- _Description of the task_
Search the material below for the word "text" and copy every line in which it occurs.

[Start of Dataset records]

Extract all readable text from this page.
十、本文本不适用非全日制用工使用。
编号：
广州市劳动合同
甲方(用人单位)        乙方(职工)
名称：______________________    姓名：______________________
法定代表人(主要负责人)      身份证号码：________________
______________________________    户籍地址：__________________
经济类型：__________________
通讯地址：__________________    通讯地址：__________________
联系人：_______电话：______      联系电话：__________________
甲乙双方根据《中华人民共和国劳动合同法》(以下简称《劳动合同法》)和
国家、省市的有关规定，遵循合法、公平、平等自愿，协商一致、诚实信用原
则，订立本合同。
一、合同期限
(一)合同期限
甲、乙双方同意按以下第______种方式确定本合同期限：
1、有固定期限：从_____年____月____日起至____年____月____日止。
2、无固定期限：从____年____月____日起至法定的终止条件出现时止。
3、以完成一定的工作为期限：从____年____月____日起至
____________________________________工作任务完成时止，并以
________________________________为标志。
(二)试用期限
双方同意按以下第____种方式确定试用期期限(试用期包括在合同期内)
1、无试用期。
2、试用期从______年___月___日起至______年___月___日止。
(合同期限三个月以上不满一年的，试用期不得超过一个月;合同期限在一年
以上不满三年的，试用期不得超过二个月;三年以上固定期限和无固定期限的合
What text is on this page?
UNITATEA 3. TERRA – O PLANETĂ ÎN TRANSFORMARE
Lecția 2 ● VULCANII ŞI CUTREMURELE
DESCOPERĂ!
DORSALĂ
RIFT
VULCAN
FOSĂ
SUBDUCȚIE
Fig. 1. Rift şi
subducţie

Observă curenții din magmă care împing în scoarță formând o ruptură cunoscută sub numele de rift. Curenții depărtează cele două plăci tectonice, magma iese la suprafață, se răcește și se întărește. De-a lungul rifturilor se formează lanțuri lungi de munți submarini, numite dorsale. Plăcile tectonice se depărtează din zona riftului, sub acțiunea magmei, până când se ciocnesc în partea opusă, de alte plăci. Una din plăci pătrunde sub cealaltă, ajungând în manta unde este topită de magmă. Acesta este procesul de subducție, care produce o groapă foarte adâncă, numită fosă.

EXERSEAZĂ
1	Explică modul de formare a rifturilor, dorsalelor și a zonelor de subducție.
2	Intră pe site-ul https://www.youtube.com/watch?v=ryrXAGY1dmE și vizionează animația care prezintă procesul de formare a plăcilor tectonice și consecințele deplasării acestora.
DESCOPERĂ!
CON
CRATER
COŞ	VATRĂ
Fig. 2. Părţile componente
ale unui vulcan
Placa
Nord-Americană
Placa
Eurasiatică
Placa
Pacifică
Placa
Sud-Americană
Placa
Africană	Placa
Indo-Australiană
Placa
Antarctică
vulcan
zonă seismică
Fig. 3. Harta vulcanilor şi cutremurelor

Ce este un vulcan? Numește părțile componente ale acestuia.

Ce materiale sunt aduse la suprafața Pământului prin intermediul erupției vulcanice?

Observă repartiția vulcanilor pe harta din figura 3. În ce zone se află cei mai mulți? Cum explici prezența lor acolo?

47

[End of Dataset records]

- _Expected answer_
Extract all readable text from this page.
What text is on this page?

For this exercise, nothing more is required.